- _What the exercise asks_
Tally the lines in the listing below that include "part". Answer with the count and nothing more.

━━━━━ Input data

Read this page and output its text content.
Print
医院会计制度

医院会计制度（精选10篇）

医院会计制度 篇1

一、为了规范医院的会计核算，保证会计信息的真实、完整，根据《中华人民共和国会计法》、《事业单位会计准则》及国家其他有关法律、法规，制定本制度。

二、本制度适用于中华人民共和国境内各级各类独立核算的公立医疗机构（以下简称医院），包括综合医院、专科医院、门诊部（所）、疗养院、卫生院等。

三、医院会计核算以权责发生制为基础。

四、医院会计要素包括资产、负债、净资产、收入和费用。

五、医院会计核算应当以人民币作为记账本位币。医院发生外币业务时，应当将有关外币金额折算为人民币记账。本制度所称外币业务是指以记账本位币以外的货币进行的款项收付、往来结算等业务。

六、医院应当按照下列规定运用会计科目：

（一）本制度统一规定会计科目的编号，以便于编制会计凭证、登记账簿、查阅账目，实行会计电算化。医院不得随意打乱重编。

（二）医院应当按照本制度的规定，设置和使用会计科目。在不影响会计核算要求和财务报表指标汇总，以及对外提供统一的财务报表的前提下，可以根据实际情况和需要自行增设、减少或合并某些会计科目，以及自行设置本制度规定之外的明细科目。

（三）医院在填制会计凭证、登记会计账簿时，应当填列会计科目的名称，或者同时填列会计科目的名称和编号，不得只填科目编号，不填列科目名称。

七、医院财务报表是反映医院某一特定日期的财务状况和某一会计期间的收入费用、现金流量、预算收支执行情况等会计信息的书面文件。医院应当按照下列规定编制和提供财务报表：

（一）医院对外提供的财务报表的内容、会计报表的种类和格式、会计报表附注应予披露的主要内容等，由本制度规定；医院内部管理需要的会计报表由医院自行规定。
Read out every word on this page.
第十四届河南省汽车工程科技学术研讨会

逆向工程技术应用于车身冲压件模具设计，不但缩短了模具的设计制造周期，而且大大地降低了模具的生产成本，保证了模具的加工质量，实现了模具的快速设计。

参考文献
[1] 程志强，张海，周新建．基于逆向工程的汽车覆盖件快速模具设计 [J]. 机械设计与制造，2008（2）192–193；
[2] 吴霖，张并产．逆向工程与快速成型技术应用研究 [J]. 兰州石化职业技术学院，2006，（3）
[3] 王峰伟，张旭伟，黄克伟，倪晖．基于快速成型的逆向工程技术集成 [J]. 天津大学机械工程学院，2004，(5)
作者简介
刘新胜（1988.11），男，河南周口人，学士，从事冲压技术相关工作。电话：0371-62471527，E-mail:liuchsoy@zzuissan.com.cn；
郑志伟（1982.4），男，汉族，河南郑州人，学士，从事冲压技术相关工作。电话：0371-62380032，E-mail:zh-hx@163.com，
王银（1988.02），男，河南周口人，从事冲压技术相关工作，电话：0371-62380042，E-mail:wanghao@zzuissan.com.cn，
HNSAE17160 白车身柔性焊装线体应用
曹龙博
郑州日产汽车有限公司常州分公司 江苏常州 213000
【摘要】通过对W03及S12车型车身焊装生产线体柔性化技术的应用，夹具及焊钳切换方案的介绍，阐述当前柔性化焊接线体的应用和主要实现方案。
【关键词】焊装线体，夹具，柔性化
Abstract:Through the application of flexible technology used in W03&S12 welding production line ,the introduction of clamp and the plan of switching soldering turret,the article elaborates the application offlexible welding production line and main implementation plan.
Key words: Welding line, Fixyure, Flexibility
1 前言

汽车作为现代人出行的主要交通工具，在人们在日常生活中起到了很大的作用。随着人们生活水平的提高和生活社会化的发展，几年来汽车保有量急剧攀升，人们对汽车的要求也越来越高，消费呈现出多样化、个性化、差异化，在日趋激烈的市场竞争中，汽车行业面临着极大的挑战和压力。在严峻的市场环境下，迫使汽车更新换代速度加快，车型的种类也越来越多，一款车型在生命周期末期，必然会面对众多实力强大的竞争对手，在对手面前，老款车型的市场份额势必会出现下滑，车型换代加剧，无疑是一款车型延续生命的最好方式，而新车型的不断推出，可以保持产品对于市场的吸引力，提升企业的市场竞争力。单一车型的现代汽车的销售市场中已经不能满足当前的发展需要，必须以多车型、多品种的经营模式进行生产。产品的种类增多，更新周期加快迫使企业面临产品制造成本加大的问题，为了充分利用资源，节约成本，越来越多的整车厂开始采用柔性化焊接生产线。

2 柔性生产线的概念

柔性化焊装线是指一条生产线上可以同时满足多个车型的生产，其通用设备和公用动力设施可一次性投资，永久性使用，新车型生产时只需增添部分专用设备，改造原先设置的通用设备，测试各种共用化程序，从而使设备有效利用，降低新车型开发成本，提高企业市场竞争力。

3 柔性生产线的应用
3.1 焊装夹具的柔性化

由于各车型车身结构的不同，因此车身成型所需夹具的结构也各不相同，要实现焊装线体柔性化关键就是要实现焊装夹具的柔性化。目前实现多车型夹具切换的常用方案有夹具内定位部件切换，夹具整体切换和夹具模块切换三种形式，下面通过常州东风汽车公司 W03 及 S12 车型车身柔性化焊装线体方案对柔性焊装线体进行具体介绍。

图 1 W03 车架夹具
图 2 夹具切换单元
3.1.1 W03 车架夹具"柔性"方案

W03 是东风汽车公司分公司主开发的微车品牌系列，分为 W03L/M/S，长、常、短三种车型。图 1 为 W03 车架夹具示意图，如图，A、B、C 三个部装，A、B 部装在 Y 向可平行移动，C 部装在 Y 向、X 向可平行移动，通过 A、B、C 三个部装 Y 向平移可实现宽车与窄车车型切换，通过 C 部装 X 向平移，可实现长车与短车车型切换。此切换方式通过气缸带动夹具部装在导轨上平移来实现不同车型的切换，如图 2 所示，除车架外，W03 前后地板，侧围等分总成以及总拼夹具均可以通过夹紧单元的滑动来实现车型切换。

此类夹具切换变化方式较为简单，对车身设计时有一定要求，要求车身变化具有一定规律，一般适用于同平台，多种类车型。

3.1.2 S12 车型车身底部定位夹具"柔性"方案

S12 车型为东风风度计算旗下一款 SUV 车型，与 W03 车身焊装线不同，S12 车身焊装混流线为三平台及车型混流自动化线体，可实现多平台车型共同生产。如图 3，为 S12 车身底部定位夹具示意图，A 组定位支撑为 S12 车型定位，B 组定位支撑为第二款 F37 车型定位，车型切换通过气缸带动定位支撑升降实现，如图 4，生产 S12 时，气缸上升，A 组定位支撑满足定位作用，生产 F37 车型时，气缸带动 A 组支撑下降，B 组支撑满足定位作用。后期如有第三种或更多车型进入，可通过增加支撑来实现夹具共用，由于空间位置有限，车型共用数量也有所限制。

━━━━━━━━━━
━━━━━ Input data

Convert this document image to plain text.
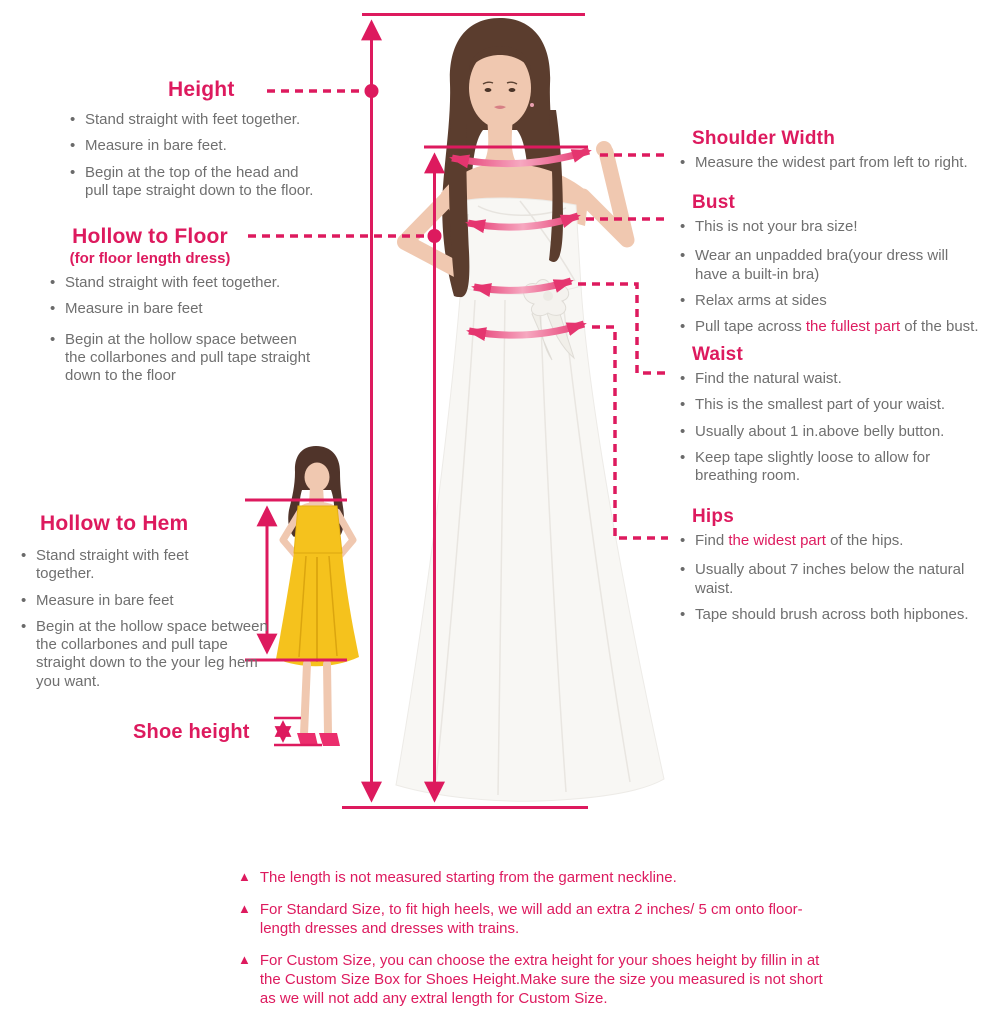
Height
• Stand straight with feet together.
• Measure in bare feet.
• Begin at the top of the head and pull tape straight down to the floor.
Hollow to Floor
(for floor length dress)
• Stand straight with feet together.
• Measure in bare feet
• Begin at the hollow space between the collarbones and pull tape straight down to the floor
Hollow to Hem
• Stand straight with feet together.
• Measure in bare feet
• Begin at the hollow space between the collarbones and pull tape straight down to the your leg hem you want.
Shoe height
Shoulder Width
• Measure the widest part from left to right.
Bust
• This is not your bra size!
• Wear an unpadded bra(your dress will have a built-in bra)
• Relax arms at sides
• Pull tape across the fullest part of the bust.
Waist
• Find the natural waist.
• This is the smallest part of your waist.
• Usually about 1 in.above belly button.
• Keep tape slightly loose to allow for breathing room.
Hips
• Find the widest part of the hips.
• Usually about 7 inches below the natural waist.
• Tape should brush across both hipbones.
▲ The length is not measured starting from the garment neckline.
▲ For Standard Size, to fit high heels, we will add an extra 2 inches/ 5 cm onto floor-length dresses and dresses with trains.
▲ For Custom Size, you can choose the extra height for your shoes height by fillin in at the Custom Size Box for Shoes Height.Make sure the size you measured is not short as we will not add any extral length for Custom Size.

━━━━━━━━━━
━━━━━ Input data

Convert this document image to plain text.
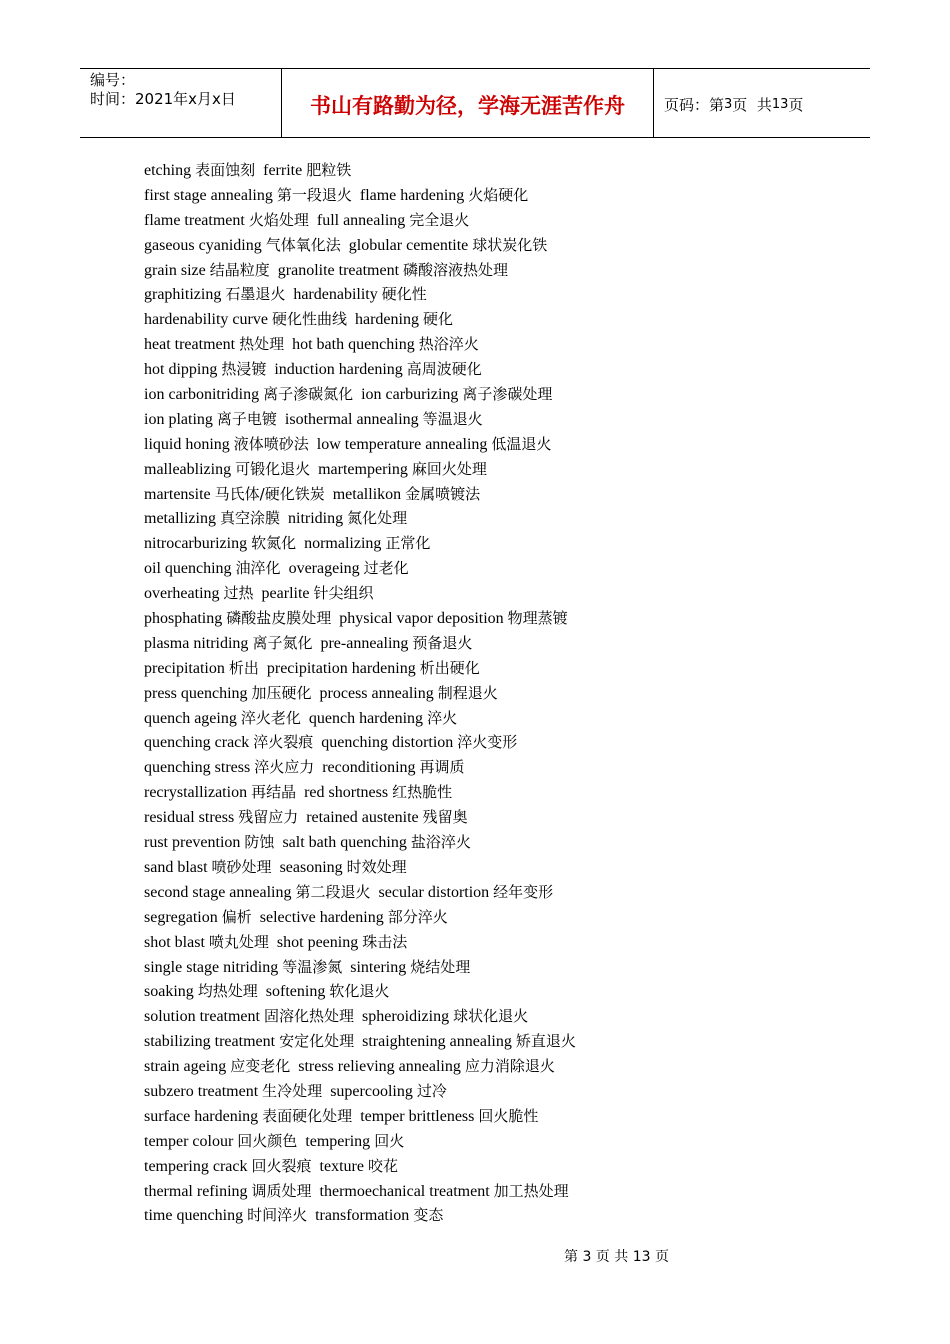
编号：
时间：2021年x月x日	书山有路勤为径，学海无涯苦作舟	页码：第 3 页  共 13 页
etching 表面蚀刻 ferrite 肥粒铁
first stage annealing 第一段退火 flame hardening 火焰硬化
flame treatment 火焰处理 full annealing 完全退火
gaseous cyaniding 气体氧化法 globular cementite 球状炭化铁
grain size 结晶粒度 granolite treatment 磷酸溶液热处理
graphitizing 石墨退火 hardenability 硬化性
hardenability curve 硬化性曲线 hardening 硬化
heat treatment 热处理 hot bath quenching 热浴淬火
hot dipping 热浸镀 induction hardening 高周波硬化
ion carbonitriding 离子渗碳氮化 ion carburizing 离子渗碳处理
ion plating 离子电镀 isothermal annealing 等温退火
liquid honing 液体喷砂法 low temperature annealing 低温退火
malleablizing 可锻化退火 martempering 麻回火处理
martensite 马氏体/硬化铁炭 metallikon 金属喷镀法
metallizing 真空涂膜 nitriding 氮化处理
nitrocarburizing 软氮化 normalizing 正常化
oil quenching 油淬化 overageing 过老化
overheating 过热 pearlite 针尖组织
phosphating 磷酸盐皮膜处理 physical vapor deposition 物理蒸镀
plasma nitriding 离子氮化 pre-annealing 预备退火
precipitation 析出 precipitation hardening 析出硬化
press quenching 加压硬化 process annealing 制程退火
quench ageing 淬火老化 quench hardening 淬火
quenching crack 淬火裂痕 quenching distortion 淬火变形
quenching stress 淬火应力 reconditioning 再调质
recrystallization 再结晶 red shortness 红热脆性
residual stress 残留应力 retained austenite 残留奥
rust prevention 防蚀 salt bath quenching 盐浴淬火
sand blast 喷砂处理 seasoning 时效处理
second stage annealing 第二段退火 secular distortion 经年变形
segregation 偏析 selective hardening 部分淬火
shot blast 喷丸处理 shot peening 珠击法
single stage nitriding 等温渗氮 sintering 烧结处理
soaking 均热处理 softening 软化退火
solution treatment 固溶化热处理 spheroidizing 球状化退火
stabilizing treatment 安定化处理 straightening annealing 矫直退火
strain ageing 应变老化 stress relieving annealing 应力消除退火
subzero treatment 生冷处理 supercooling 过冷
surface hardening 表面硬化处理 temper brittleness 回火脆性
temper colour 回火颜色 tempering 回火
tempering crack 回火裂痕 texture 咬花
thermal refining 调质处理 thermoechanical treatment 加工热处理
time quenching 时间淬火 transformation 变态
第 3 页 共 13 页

━━━━━━━━━━

- _Full output_
4